→ **Task directions**: Using the data beneath, show every line that includes the word "Fatty".

→ **Material for this exercise**:
----
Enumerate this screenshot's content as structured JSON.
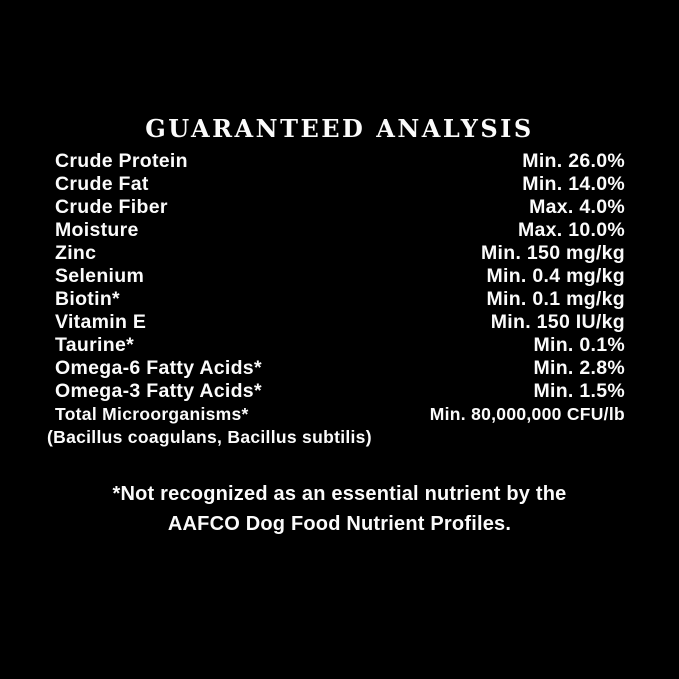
{
  "panel": {
    "background": "#000000",
    "text_color": "#fbfbfb"
  },
  "title": "GUARANTEED ANALYSIS",
  "analysis": {
    "rows": [
      {
        "label": "Crude Protein",
        "value": "Min. 26.0%"
      },
      {
        "label": "Crude Fat",
        "value": "Min. 14.0%"
      },
      {
        "label": "Crude Fiber",
        "value": "Max. 4.0%"
      },
      {
        "label": "Moisture",
        "value": "Max. 10.0%"
      },
      {
        "label": "Zinc",
        "value": "Min. 150 mg/kg"
      },
      {
        "label": "Selenium",
        "value": "Min. 0.4 mg/kg"
      },
      {
        "label": "Biotin*",
        "value": "Min. 0.1 mg/kg"
      },
      {
        "label": "Vitamin E",
        "value": "Min. 150 IU/kg"
      },
      {
        "label": "Taurine*",
        "value": "Min. 0.1%"
      },
      {
        "label": "Omega-6 Fatty Acids*",
        "value": "Min. 2.8%"
      },
      {
        "label": "Omega-3 Fatty Acids*",
        "value": "Min. 1.5%"
      },
      {
        "label": "Total Microorganisms*",
        "value": "Min. 80,000,000 CFU/lb"
      }
    ],
    "species_note": "(Bacillus coagulans, Bacillus subtilis)"
  },
  "footnote": {
    "line1": "*Not recognized as an essential nutrient by the",
    "line2": "AAFCO Dog Food Nutrient Profiles."
  }
}
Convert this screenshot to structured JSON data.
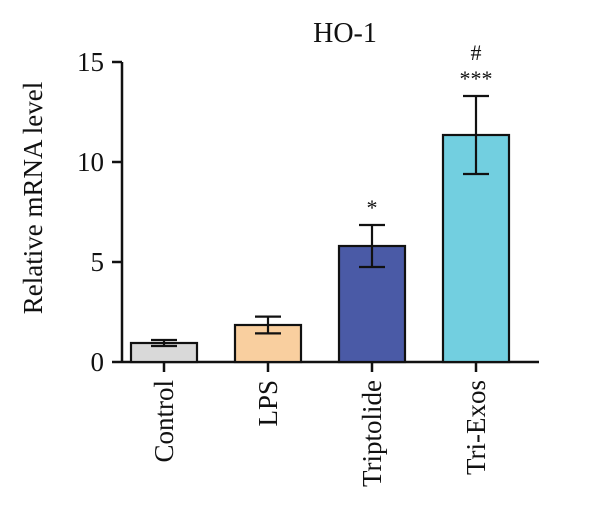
{
  "chart_data": {
    "type": "bar",
    "title": "HO-1",
    "xlabel": "",
    "ylabel": "Relative mRNA level",
    "ylim": [
      0,
      15
    ],
    "yticks": [
      0,
      5,
      10,
      15
    ],
    "categories": [
      "Control",
      "LPS",
      "Triptolide",
      "Tri-Exos"
    ],
    "values": [
      0.95,
      1.85,
      5.8,
      11.35
    ],
    "errors": [
      0.15,
      0.42,
      1.05,
      1.95
    ],
    "colors": [
      "#d9d9d9",
      "#f9cf9f",
      "#4a5aa6",
      "#72cfe0"
    ],
    "annotations": [
      {
        "category": "Triptolide",
        "lines": [
          "*"
        ]
      },
      {
        "category": "Tri-Exos",
        "lines": [
          "#",
          "***"
        ]
      }
    ],
    "grid": false,
    "legend": "none"
  }
}
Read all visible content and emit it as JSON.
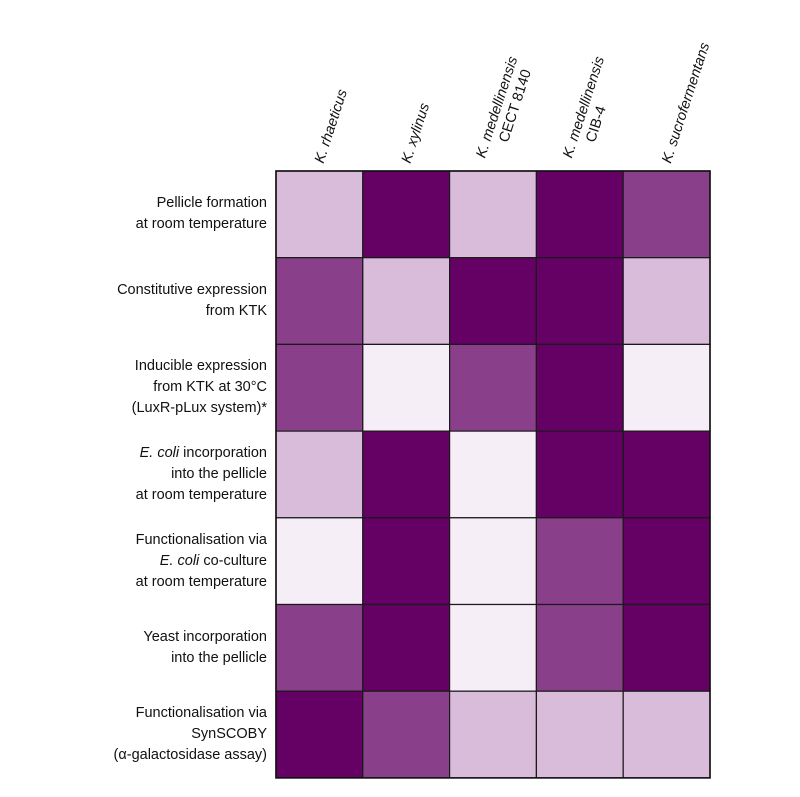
{
  "chart_data": {
    "type": "heatmap",
    "title": "",
    "color_scale": [
      "#f6eef6",
      "#d9bcd9",
      "#8a3f8a",
      "#650065"
    ],
    "columns": [
      {
        "lines": [
          "K. rhaeticus"
        ]
      },
      {
        "lines": [
          "K. xylinus"
        ]
      },
      {
        "lines": [
          "K. medellinensis",
          "CECT 8140"
        ]
      },
      {
        "lines": [
          "K. medellinensis",
          "CIB-4"
        ]
      },
      {
        "lines": [
          "K. sucrofermentans"
        ]
      }
    ],
    "rows": [
      {
        "lines": [
          {
            "text": "Pellicle formation"
          },
          {
            "text": "at room temperature"
          }
        ]
      },
      {
        "lines": [
          {
            "text": "Constitutive expression"
          },
          {
            "text": "from KTK"
          }
        ]
      },
      {
        "lines": [
          {
            "text": "Inducible expression"
          },
          {
            "text": "from KTK at 30°C"
          },
          {
            "text": "(LuxR-pLux system)*"
          }
        ]
      },
      {
        "lines": [
          {
            "italic": "E. coli",
            "text": " incorporation"
          },
          {
            "text": "into the pellicle"
          },
          {
            "text": "at room temperature"
          }
        ]
      },
      {
        "lines": [
          {
            "text": "Functionalisation via"
          },
          {
            "italic": "E. coli",
            "text": " co-culture"
          },
          {
            "text": "at room temperature"
          }
        ]
      },
      {
        "lines": [
          {
            "text": "Yeast incorporation"
          },
          {
            "text": "into the pellicle"
          }
        ]
      },
      {
        "lines": [
          {
            "text": "Functionalisation via"
          },
          {
            "text": "SynSCOBY"
          },
          {
            "text": "(α-galactosidase assay)"
          }
        ]
      }
    ],
    "values": [
      [
        1,
        3,
        1,
        3,
        2
      ],
      [
        2,
        1,
        3,
        3,
        1
      ],
      [
        2,
        0,
        2,
        3,
        0
      ],
      [
        1,
        3,
        0,
        3,
        3
      ],
      [
        0,
        3,
        0,
        2,
        3
      ],
      [
        2,
        3,
        0,
        2,
        3
      ],
      [
        3,
        2,
        1,
        1,
        1
      ]
    ]
  }
}
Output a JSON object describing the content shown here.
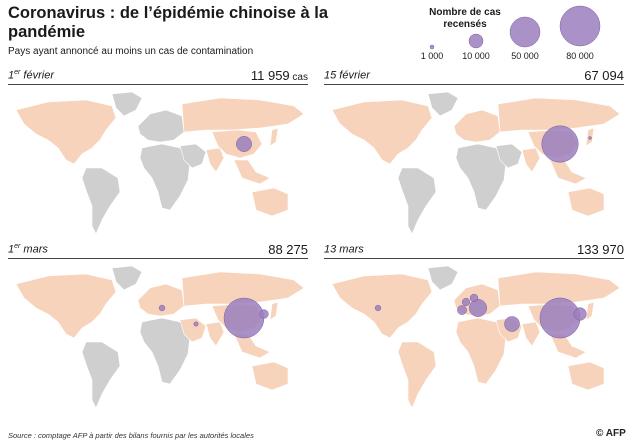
{
  "header": {
    "title": "Coronavirus : de l’épidémie chinoise à la pandémie",
    "subtitle": "Pays ayant annoncé au moins un cas de contamination"
  },
  "legend": {
    "title": "Nombre de cas recensés",
    "entries": [
      {
        "label": "1 000",
        "value": 1000
      },
      {
        "label": "10 000",
        "value": 10000
      },
      {
        "label": "50 000",
        "value": 50000
      },
      {
        "label": "80 000",
        "value": 80000
      }
    ]
  },
  "colors": {
    "affected": "#f7d3bc",
    "unaffected": "#cfcfcf",
    "bubble": "#9b7fbe"
  },
  "panels": [
    {
      "date_day": "1",
      "date_sup": "er",
      "date_month": " février",
      "count": "11 959",
      "unit": " cas"
    },
    {
      "date_day": "15 février",
      "date_sup": "",
      "date_month": "",
      "count": "67 094",
      "unit": ""
    },
    {
      "date_day": "1",
      "date_sup": "er",
      "date_month": " mars",
      "count": "88 275",
      "unit": ""
    },
    {
      "date_day": "13 mars",
      "date_sup": "",
      "date_month": "",
      "count": "133 970",
      "unit": ""
    }
  ],
  "map_data": {
    "countries": [
      "north-america",
      "greenland",
      "south-america",
      "europe",
      "africa",
      "russia-asia",
      "middle-east",
      "india",
      "china",
      "southeast-asia",
      "australia",
      "japan"
    ],
    "affected": [
      [
        "north-america",
        "russia-asia",
        "india",
        "china",
        "southeast-asia",
        "australia",
        "japan"
      ],
      [
        "north-america",
        "russia-asia",
        "india",
        "china",
        "southeast-asia",
        "australia",
        "japan",
        "europe"
      ],
      [
        "north-america",
        "russia-asia",
        "india",
        "china",
        "southeast-asia",
        "australia",
        "japan",
        "europe",
        "middle-east"
      ],
      [
        "north-america",
        "russia-asia",
        "india",
        "china",
        "southeast-asia",
        "australia",
        "japan",
        "europe",
        "middle-east",
        "south-america",
        "africa"
      ]
    ],
    "outbreaks": [
      [
        {
          "place": "China",
          "cases": 11821
        }
      ],
      [
        {
          "place": "China",
          "cases": 66492
        },
        {
          "place": "Japan",
          "cases": 338
        }
      ],
      [
        {
          "place": "China",
          "cases": 79968
        },
        {
          "place": "South Korea",
          "cases": 3736
        },
        {
          "place": "Iran",
          "cases": 978
        },
        {
          "place": "Italy",
          "cases": 1694
        }
      ],
      [
        {
          "place": "China",
          "cases": 80813
        },
        {
          "place": "Italy",
          "cases": 15113
        },
        {
          "place": "Iran",
          "cases": 11364
        },
        {
          "place": "South Korea",
          "cases": 7979
        },
        {
          "place": "Spain",
          "cases": 4231
        },
        {
          "place": "Germany",
          "cases": 3062
        },
        {
          "place": "France",
          "cases": 2876
        },
        {
          "place": "USA",
          "cases": 1629
        }
      ]
    ]
  },
  "footer": {
    "source": "Source : comptage AFP à partir des bilans fournis par les autorités locales",
    "logo": "© AFP"
  }
}
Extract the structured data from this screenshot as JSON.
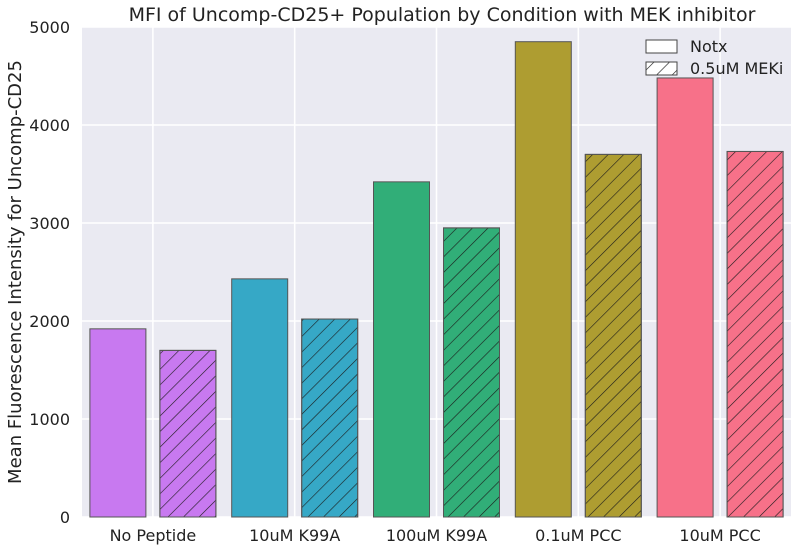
{
  "chart_data": {
    "type": "bar",
    "title": "MFI of Uncomp-CD25+ Population by Condition with MEK inhibitor",
    "xlabel": "",
    "ylabel": "Mean Fluorescence Intensity for Uncomp-CD25",
    "categories": [
      "No Peptide",
      "10uM K99A",
      "100uM K99A",
      "0.1uM PCC",
      "10uM PCC"
    ],
    "series": [
      {
        "name": "Notx",
        "hatch": false,
        "values": [
          1920,
          2430,
          3420,
          4850,
          4480
        ]
      },
      {
        "name": "0.5uM MEKi",
        "hatch": true,
        "values": [
          1700,
          2020,
          2950,
          3700,
          3730
        ]
      }
    ],
    "category_colors": [
      "#c879f0",
      "#36a8c6",
      "#31ae78",
      "#ae9d31",
      "#f77189"
    ],
    "ylim": [
      0,
      5000
    ],
    "yticks": [
      "0",
      "1000",
      "2000",
      "3000",
      "4000",
      "5000"
    ],
    "grid": true,
    "legend_position": "top-right",
    "background_color": "#eaeaf2",
    "grid_color": "#ffffff"
  }
}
----
→ **Your solution**:
        "label": "Omega-6 Fatty Acids*",
        "label": "Omega-3 Fatty Acids*",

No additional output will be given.